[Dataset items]
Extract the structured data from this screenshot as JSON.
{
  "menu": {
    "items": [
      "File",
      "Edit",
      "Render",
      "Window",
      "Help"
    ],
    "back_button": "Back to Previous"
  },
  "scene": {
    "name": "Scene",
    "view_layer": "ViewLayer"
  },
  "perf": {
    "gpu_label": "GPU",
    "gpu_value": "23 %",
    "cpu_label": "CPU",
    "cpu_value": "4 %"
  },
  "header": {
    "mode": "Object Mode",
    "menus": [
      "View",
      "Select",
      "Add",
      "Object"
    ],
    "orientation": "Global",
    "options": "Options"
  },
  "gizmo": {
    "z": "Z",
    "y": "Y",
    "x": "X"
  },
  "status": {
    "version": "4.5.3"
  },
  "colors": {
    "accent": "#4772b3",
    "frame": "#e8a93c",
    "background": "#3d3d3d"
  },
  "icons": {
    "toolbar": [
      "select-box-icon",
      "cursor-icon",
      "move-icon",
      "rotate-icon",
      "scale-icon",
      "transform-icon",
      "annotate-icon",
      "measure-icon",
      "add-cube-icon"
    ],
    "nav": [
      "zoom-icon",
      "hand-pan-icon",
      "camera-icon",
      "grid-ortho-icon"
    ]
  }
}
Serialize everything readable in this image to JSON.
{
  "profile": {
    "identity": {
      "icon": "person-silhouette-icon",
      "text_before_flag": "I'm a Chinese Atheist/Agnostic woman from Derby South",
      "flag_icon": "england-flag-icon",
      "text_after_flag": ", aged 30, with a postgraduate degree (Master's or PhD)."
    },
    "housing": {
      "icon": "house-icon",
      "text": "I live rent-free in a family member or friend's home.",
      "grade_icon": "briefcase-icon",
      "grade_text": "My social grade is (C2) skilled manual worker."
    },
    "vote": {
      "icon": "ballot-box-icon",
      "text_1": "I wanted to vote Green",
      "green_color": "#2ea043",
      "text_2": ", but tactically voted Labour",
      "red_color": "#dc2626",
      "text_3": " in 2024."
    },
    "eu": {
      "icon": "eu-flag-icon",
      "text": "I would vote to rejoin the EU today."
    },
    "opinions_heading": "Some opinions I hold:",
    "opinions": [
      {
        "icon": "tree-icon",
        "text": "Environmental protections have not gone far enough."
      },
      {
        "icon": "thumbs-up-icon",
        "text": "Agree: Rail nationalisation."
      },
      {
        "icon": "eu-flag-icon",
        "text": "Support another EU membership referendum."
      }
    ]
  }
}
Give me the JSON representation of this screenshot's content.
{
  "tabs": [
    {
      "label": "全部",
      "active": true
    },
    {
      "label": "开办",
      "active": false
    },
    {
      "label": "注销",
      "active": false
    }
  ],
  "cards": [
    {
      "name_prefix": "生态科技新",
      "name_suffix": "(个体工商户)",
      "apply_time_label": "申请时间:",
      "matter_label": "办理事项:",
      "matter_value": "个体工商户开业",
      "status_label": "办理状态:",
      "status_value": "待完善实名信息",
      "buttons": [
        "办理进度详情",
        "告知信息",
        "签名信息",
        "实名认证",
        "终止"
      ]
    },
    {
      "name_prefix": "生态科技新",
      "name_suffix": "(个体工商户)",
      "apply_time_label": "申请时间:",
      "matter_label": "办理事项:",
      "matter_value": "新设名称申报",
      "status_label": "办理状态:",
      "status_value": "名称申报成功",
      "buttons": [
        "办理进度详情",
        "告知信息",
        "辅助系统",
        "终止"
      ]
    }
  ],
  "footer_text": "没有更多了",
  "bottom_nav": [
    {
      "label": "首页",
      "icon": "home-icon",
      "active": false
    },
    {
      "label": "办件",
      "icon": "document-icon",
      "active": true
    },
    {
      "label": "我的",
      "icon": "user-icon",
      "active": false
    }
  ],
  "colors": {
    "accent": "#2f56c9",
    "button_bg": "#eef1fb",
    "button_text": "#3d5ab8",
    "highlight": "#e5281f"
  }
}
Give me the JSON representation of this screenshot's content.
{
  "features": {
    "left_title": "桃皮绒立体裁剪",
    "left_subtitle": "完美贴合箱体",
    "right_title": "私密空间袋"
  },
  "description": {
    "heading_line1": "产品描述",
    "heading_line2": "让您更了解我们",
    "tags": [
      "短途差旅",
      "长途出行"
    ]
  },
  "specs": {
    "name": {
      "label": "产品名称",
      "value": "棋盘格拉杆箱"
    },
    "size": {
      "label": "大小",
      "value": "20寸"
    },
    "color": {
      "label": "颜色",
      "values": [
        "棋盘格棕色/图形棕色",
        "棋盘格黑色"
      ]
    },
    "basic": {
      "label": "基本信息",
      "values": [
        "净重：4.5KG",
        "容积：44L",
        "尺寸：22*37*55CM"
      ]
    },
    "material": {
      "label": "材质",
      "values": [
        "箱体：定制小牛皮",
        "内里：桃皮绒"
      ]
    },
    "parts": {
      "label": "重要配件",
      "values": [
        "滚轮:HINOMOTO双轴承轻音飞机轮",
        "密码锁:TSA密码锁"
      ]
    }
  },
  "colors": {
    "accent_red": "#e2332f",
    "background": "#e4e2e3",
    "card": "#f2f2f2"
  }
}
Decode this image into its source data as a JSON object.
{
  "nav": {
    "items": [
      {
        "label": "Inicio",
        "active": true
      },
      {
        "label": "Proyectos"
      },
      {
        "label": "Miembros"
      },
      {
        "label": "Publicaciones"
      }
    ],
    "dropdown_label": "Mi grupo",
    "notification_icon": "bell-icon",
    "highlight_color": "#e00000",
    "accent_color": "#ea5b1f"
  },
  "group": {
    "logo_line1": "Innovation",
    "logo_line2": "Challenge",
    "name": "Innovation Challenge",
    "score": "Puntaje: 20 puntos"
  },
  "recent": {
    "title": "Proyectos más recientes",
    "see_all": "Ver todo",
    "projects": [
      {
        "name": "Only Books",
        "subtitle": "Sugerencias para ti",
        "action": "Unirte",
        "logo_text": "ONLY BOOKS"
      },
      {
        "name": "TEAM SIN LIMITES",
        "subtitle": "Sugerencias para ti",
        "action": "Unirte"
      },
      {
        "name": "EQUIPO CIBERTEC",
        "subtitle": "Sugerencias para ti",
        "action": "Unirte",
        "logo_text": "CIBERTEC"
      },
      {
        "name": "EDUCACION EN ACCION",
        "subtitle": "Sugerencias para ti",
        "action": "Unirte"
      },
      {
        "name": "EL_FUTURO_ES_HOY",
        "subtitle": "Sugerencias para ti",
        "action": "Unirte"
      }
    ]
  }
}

[What is needed]: Write out all the records above again, exactly as they stand.

[Expected answer]:
Extract the structured data from this screenshot as JSON.
{
  "menu": {
    "items": [
      "File",
      "Edit",
      "Render",
      "Window",
      "Help"
    ],
    "back_button": "Back to Previous"
  },
  "scene": {
    "name": "Scene",
    "view_layer": "ViewLayer"
  },
  "perf": {
    "gpu_label": "GPU",
    "gpu_value": "23 %",
    "cpu_label": "CPU",
    "cpu_value": "4 %"
  },
  "header": {
    "mode": "Object Mode",
    "menus": [
      "View",
      "Select",
      "Add",
      "Object"
    ],
    "orientation": "Global",
    "options": "Options"
  },
  "gizmo": {
    "z": "Z",
    "y": "Y",
    "x": "X"
  },
  "status": {
    "version": "4.5.3"
  },
  "colors": {
    "accent": "#4772b3",
    "frame": "#e8a93c",
    "background": "#3d3d3d"
  },
  "icons": {
    "toolbar": [
      "select-box-icon",
      "cursor-icon",
      "move-icon",
      "rotate-icon",
      "scale-icon",
      "transform-icon",
      "annotate-icon",
      "measure-icon",
      "add-cube-icon"
    ],
    "nav": [
      "zoom-icon",
      "hand-pan-icon",
      "camera-icon",
      "grid-ortho-icon"
    ]
  }
}
Serialize everything readable in this image to JSON.
{
  "profile": {
    "identity": {
      "icon": "person-silhouette-icon",
      "text_before_flag": "I'm a Chinese Atheist/Agnostic woman from Derby South",
      "flag_icon": "england-flag-icon",
      "text_after_flag": ", aged 30, with a postgraduate degree (Master's or PhD)."
    },
    "housing": {
      "icon": "house-icon",
      "text": "I live rent-free in a family member or friend's home.",
      "grade_icon": "briefcase-icon",
      "grade_text": "My social grade is (C2) skilled manual worker."
    },
    "vote": {
      "icon": "ballot-box-icon",
      "text_1": "I wanted to vote Green",
      "green_color": "#2ea043",
      "text_2": ", but tactically voted Labour",
      "red_color": "#dc2626",
      "text_3": " in 2024."
    },
    "eu": {
      "icon": "eu-flag-icon",
      "text": "I would vote to rejoin the EU today."
    },
    "opinions_heading": "Some opinions I hold:",
    "opinions": [
      {
        "icon": "tree-icon",
        "text": "Environmental protections have not gone far enough."
      },
      {
        "icon": "thumbs-up-icon",
        "text": "Agree: Rail nationalisation."
      },
      {
        "icon": "eu-flag-icon",
        "text": "Support another EU membership referendum."
      }
    ]
  }
}
Give me the JSON representation of this screenshot's content.
{
  "tabs": [
    {
      "label": "全部",
      "active": true
    },
    {
      "label": "开办",
      "active": false
    },
    {
      "label": "注销",
      "active": false
    }
  ],
  "cards": [
    {
      "name_prefix": "生态科技新",
      "name_suffix": "(个体工商户)",
      "apply_time_label": "申请时间:",
      "matter_label": "办理事项:",
      "matter_value": "个体工商户开业",
      "status_label": "办理状态:",
      "status_value": "待完善实名信息",
      "buttons": [
        "办理进度详情",
        "告知信息",
        "签名信息",
        "实名认证",
        "终止"
      ]
    },
    {
      "name_prefix": "生态科技新",
      "name_suffix": "(个体工商户)",
      "apply_time_label": "申请时间:",
      "matter_label": "办理事项:",
      "matter_value": "新设名称申报",
      "status_label": "办理状态:",
      "status_value": "名称申报成功",
      "buttons": [
        "办理进度详情",
        "告知信息",
        "辅助系统",
        "终止"
      ]
    }
  ],
  "footer_text": "没有更多了",
  "bottom_nav": [
    {
      "label": "首页",
      "icon": "home-icon",
      "active": false
    },
    {
      "label": "办件",
      "icon": "document-icon",
      "active": true
    },
    {
      "label": "我的",
      "icon": "user-icon",
      "active": false
    }
  ],
  "colors": {
    "accent": "#2f56c9",
    "button_bg": "#eef1fb",
    "button_text": "#3d5ab8",
    "highlight": "#e5281f"
  }
}
Give me the JSON representation of this screenshot's content.
{
  "features": {
    "left_title": "桃皮绒立体裁剪",
    "left_subtitle": "完美贴合箱体",
    "right_title": "私密空间袋"
  },
  "description": {
    "heading_line1": "产品描述",
    "heading_line2": "让您更了解我们",
    "tags": [
      "短途差旅",
      "长途出行"
    ]
  },
  "specs": {
    "name": {
      "label": "产品名称",
      "value": "棋盘格拉杆箱"
    },
    "size": {
      "label": "大小",
      "value": "20寸"
    },
    "color": {
      "label": "颜色",
      "values": [
        "棋盘格棕色/图形棕色",
        "棋盘格黑色"
      ]
    },
    "basic": {
      "label": "基本信息",
      "values": [
        "净重：4.5KG",
        "容积：44L",
        "尺寸：22*37*55CM"
      ]
    },
    "material": {
      "label": "材质",
      "values": [
        "箱体：定制小牛皮",
        "内里：桃皮绒"
      ]
    },
    "parts": {
      "label": "重要配件",
      "values": [
        "滚轮:HINOMOTO双轴承轻音飞机轮",
        "密码锁:TSA密码锁"
      ]
    }
  },
  "colors": {
    "accent_red": "#e2332f",
    "background": "#e4e2e3",
    "card": "#f2f2f2"
  }
}
Decode this image into its source data as a JSON object.
{
  "nav": {
    "items": [
      {
        "label": "Inicio",
        "active": true
      },
      {
        "label": "Proyectos"
      },
      {
        "label": "Miembros"
      },
      {
        "label": "Publicaciones"
      }
    ],
    "dropdown_label": "Mi grupo",
    "notification_icon": "bell-icon",
    "highlight_color": "#e00000",
    "accent_color": "#ea5b1f"
  },
  "group": {
    "logo_line1": "Innovation",
    "logo_line2": "Challenge",
    "name": "Innovation Challenge",
    "score": "Puntaje: 20 puntos"
  },
  "recent": {
    "title": "Proyectos más recientes",
    "see_all": "Ver todo",
    "projects": [
      {
        "name": "Only Books",
        "subtitle": "Sugerencias para ti",
        "action": "Unirte",
        "logo_text": "ONLY BOOKS"
      },
      {
        "name": "TEAM SIN LIMITES",
        "subtitle": "Sugerencias para ti",
        "action": "Unirte"
      },
      {
        "name": "EQUIPO CIBERTEC",
        "subtitle": "Sugerencias para ti",
        "action": "Unirte",
        "logo_text": "CIBERTEC"
      },
      {
        "name": "EDUCACION EN ACCION",
        "subtitle": "Sugerencias para ti",
        "action": "Unirte"
      },
      {
        "name": "EL_FUTURO_ES_HOY",
        "subtitle": "Sugerencias para ti",
        "action": "Unirte"
      }
    ]
  }
}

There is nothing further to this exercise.